[Stored dataset items]
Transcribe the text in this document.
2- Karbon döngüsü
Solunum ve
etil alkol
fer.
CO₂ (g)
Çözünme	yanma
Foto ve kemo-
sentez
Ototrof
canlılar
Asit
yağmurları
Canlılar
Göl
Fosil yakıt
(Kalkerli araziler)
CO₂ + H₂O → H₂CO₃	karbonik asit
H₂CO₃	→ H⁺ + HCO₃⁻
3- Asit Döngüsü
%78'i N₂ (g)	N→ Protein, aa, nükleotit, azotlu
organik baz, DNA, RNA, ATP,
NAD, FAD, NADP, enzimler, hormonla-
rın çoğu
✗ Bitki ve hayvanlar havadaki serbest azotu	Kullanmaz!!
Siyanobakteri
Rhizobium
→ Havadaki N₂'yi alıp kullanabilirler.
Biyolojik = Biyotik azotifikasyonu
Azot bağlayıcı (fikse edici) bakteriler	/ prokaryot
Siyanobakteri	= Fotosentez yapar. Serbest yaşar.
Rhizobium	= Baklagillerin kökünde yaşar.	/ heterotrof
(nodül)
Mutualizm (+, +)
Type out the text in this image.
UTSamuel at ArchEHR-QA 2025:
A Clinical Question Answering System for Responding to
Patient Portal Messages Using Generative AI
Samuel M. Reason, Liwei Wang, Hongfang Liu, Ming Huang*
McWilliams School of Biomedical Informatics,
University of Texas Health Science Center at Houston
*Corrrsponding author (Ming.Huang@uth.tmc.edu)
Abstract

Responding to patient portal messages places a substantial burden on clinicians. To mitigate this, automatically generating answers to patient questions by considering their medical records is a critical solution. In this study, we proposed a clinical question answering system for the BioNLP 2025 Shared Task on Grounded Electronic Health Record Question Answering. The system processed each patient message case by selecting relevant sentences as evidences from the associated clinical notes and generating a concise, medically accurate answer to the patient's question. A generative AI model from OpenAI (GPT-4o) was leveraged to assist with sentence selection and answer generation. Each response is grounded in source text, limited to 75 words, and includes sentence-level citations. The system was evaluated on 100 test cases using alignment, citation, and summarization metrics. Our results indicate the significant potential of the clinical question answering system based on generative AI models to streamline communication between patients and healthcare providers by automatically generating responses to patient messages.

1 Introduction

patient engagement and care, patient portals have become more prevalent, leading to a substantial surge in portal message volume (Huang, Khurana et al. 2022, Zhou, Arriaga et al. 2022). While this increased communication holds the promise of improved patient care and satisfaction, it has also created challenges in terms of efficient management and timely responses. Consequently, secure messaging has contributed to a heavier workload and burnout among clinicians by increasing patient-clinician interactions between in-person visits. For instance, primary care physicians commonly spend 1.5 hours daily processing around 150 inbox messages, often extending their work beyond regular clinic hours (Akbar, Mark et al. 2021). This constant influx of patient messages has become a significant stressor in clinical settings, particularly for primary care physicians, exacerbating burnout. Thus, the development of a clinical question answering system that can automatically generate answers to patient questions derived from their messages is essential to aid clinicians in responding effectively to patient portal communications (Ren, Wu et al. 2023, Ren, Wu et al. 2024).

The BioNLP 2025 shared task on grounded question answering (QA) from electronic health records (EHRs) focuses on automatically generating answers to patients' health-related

### Activity:
Only lines that contain the string "Siyanobakteri" count; pick each one out of the records and copy it.

### Result of the task:
Siyanobakteri
Siyanobakteri	= Fotosentez yapar. Serbest yaşar.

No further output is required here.